* What you will do
Can you output these data lines exactly as they appear, leaving the pictures out of your answer?

* Records supplied
╔══

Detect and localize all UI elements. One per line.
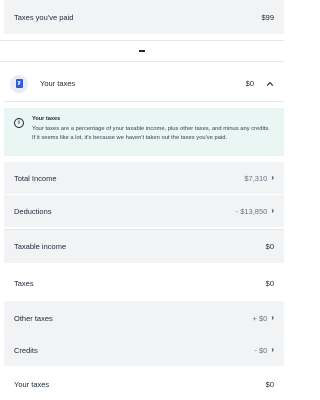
total-income-value: $7,310 xyxy=(244,173,268,183)
taxes-paid-row: Taxes you've paid $99 xyxy=(4,0,284,34)
taxes-row: Taxes $0 xyxy=(4,266,284,300)
other-taxes-value: + $0 xyxy=(252,313,268,323)
chevron-right-icon: › xyxy=(271,206,274,215)
credits-value: - $0 xyxy=(254,345,268,355)
taxes-paid-label: Taxes you've paid xyxy=(14,12,74,22)
info-icon: i xyxy=(14,118,24,128)
total-income-label: Total Income xyxy=(14,173,57,183)
receipt-icon: ₮ xyxy=(10,74,28,93)
your-taxes-value: $0 xyxy=(265,379,274,389)
taxes-label: Taxes xyxy=(14,278,34,288)
deductions-row[interactable]: Deductions - $13,850 › xyxy=(4,195,284,227)
your-taxes-header-label: Your taxes xyxy=(40,79,76,88)
info-panel: i Your taxes Your taxes are a percentage… xyxy=(4,108,284,156)
other-taxes-row[interactable]: Other taxes + $0 › xyxy=(4,301,284,335)
chevron-right-icon: › xyxy=(271,313,274,322)
collapse-divider[interactable] xyxy=(0,40,284,62)
chevron-right-icon: › xyxy=(271,345,274,354)
your-taxes-header-value: $0 xyxy=(245,79,254,88)
taxable-income-label: Taxable income xyxy=(14,242,67,251)
taxes-paid-value: $99 xyxy=(261,12,274,22)
your-taxes-row: Your taxes $0 xyxy=(4,368,284,400)
minus-icon xyxy=(139,50,145,52)
your-taxes-label: Your taxes xyxy=(14,379,50,389)
taxable-income-value: $0 xyxy=(265,242,274,251)
chevron-right-icon: › xyxy=(271,173,274,182)
credits-row[interactable]: Credits - $0 › xyxy=(4,334,284,366)
info-description: Your taxes are a percentage of your taxa… xyxy=(32,126,270,141)
taxable-income-row: Taxable income $0 xyxy=(4,229,284,263)
credits-label: Credits xyxy=(14,345,38,355)
info-title: Your taxes xyxy=(32,116,61,122)
your-taxes-section-header[interactable]: ₮ Your taxes $0 xyxy=(4,66,284,102)
taxes-value: $0 xyxy=(265,278,274,288)
chevron-up-icon[interactable] xyxy=(266,80,274,88)
deductions-label: Deductions xyxy=(14,206,52,216)
total-income-row[interactable]: Total Income $7,310 › xyxy=(4,162,284,194)
deductions-value: - $13,850 xyxy=(235,206,268,216)
other-taxes-label: Other taxes xyxy=(14,313,53,323)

╚══

* Solution to the exercise
Detect and localize all UI elements. One per line.
total-income-value: $7,310 xyxy=(244,173,268,183)
taxes-paid-row: Taxes you've paid $99 xyxy=(4,0,284,34)
taxes-row: Taxes $0 xyxy=(4,266,284,300)
other-taxes-value: + $0 xyxy=(252,313,268,323)
chevron-right-icon: › xyxy=(271,206,274,215)
credits-value: - $0 xyxy=(254,345,268,355)
taxes-paid-label: Taxes you've paid xyxy=(14,12,74,22)
info-icon: i xyxy=(14,118,24,128)
total-income-label: Total Income xyxy=(14,173,57,183)
receipt-icon: ₮ xyxy=(10,74,28,93)
your-taxes-value: $0 xyxy=(265,379,274,389)
taxes-label: Taxes xyxy=(14,278,34,288)
deductions-row[interactable]: Deductions - $13,850 › xyxy=(4,195,284,227)
your-taxes-header-label: Your taxes xyxy=(40,79,76,88)
info-panel: i Your taxes Your taxes are a percentage… xyxy=(4,108,284,156)
other-taxes-row[interactable]: Other taxes + $0 › xyxy=(4,301,284,335)
chevron-right-icon: › xyxy=(271,313,274,322)
collapse-divider[interactable] xyxy=(0,40,284,62)
chevron-right-icon: › xyxy=(271,345,274,354)
your-taxes-header-value: $0 xyxy=(245,79,254,88)
taxable-income-label: Taxable income xyxy=(14,242,67,251)
taxes-paid-value: $99 xyxy=(261,12,274,22)
your-taxes-row: Your taxes $0 xyxy=(4,368,284,400)
minus-icon xyxy=(139,50,145,52)
your-taxes-label: Your taxes xyxy=(14,379,50,389)
taxable-income-value: $0 xyxy=(265,242,274,251)
chevron-right-icon: › xyxy=(271,173,274,182)
credits-row[interactable]: Credits - $0 › xyxy=(4,334,284,366)
info-description: Your taxes are a percentage of your taxa… xyxy=(32,126,270,141)
taxable-income-row: Taxable income $0 xyxy=(4,229,284,263)
credits-label: Credits xyxy=(14,345,38,355)
info-title: Your taxes xyxy=(32,116,61,122)
your-taxes-section-header[interactable]: ₮ Your taxes $0 xyxy=(4,66,284,102)
taxes-value: $0 xyxy=(265,278,274,288)
chevron-up-icon[interactable] xyxy=(266,80,274,88)
deductions-label: Deductions xyxy=(14,206,52,216)
total-income-row[interactable]: Total Income $7,310 › xyxy=(4,162,284,194)
deductions-value: - $13,850 xyxy=(235,206,268,216)
other-taxes-label: Other taxes xyxy=(14,313,53,323)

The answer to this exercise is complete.